» **Excerpted records**
□ □ □ □ □ □ □

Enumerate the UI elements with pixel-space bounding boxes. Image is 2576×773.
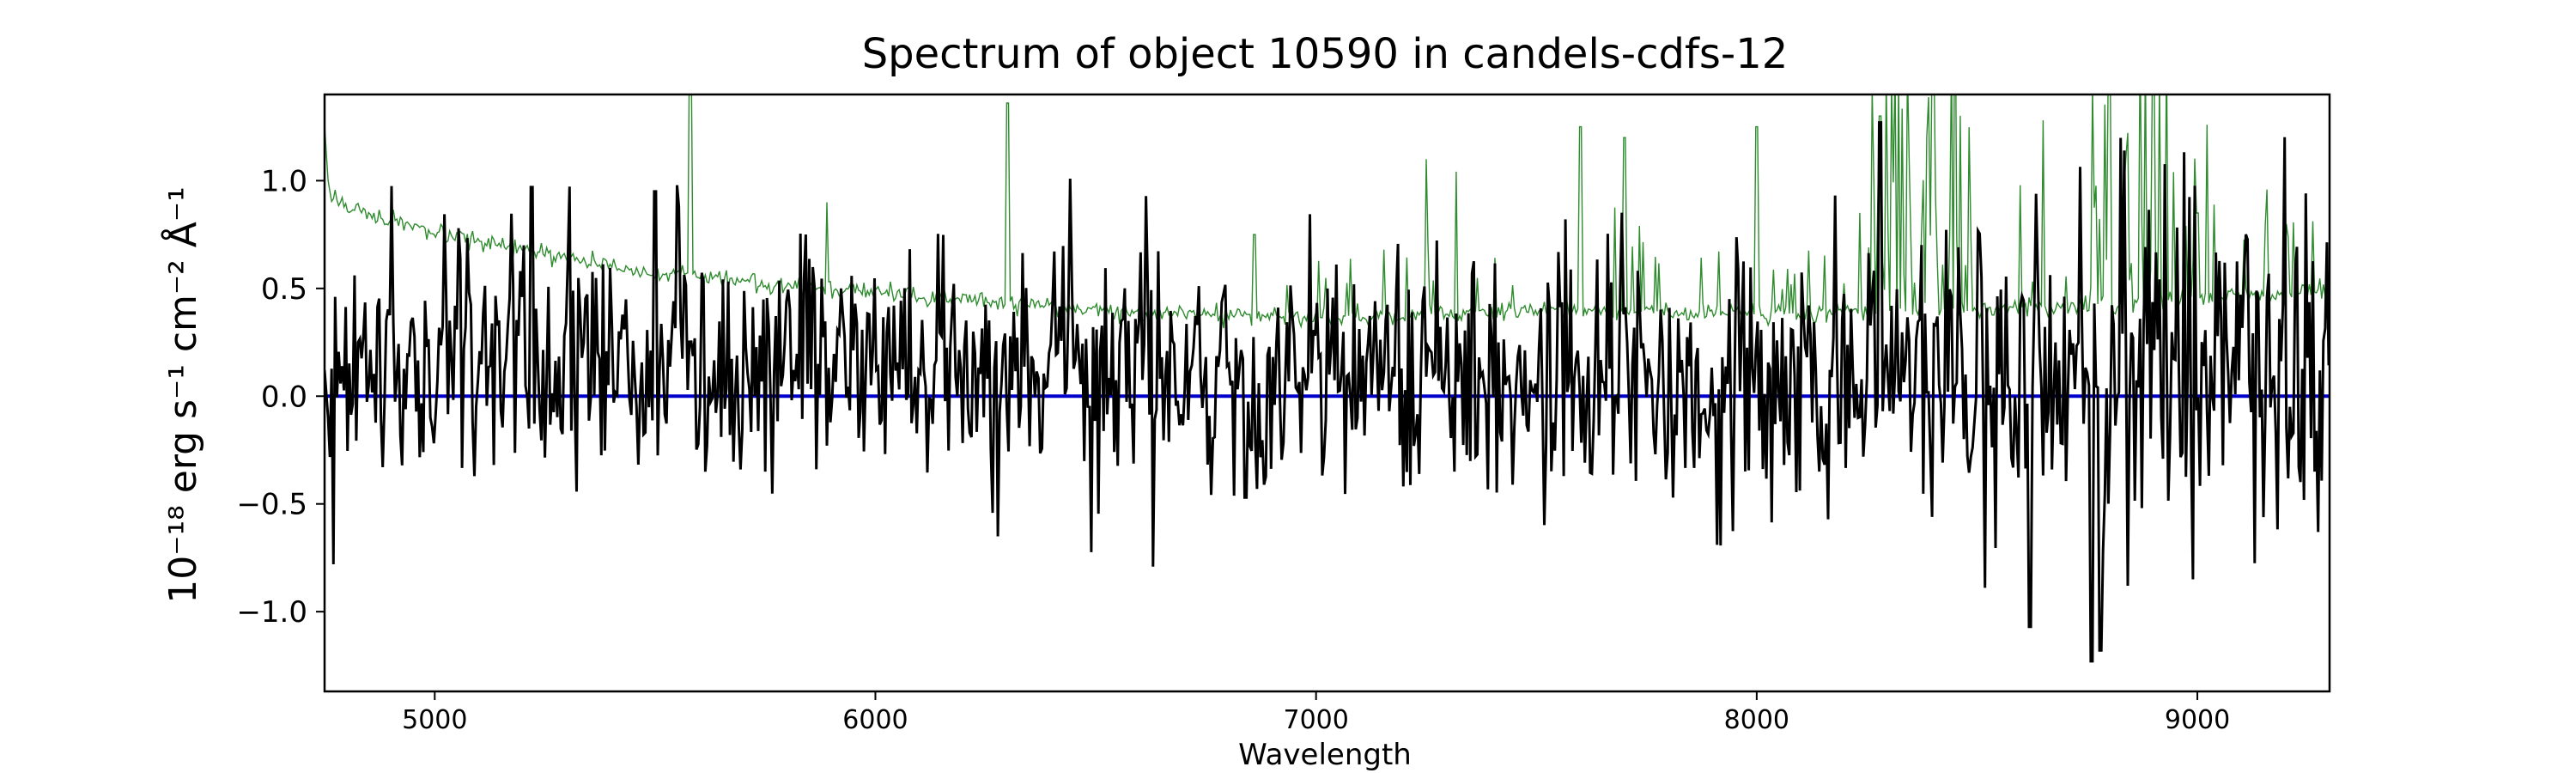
x-tick-label: 7000 <box>1283 705 1348 735</box>
x-tick-label: 6000 <box>842 705 908 735</box>
y-tick-label: 0.5 <box>261 272 307 307</box>
y-tick-label: −1.0 <box>236 595 307 630</box>
plot-area <box>325 94 2330 663</box>
y-tick-label: 1.0 <box>261 164 307 198</box>
y-tick-label: 0.0 <box>261 380 307 414</box>
flux-spectrum-line <box>325 121 2330 663</box>
plot-frame <box>323 93 2331 693</box>
x-axis-label: Wavelength <box>1238 738 1412 772</box>
x-tick-label: 9000 <box>2165 705 2230 735</box>
x-tick-label: 8000 <box>1724 705 1789 735</box>
y-axis-label-text: 10⁻¹⁸ erg s⁻¹ cm⁻² Å⁻¹ <box>160 186 205 603</box>
axis-ticks: 5000 6000 7000 8000 9000 1.0 0.5 0.0 −0.5 −1.0 <box>236 164 2230 735</box>
x-tick-label: 5000 <box>402 705 467 735</box>
chart-title: Spectrum of object 10590 in candels-cdfs… <box>862 30 1789 78</box>
y-tick-label: −0.5 <box>236 488 307 522</box>
y-axis-label: 10⁻¹⁸ erg s⁻¹ cm⁻² Å⁻¹ <box>160 186 205 603</box>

□ □ □ □ □ □ □

» **Task prompt**
Print all of the material above line for line, without changing a word, and leave out the picture.

» **Solution to this task**
Enumerate the UI elements with pixel-space bounding boxes. Image is 2576×773.
x-tick-label: 7000 <box>1283 705 1348 735</box>
x-tick-label: 6000 <box>842 705 908 735</box>
y-tick-label: 0.5 <box>261 272 307 307</box>
y-tick-label: −1.0 <box>236 595 307 630</box>
plot-area <box>325 94 2330 663</box>
y-tick-label: 1.0 <box>261 164 307 198</box>
y-tick-label: 0.0 <box>261 380 307 414</box>
flux-spectrum-line <box>325 121 2330 663</box>
plot-frame <box>323 93 2331 693</box>
x-axis-label: Wavelength <box>1238 738 1412 772</box>
x-tick-label: 9000 <box>2165 705 2230 735</box>
x-tick-label: 8000 <box>1724 705 1789 735</box>
y-axis-label-text: 10⁻¹⁸ erg s⁻¹ cm⁻² Å⁻¹ <box>160 186 205 603</box>
axis-ticks: 5000 6000 7000 8000 9000 1.0 0.5 0.0 −0.5 −1.0 <box>236 164 2230 735</box>
x-tick-label: 5000 <box>402 705 467 735</box>
chart-title: Spectrum of object 10590 in candels-cdfs… <box>862 30 1789 78</box>
y-tick-label: −0.5 <box>236 488 307 522</box>
y-axis-label: 10⁻¹⁸ erg s⁻¹ cm⁻² Å⁻¹ <box>160 186 205 603</box>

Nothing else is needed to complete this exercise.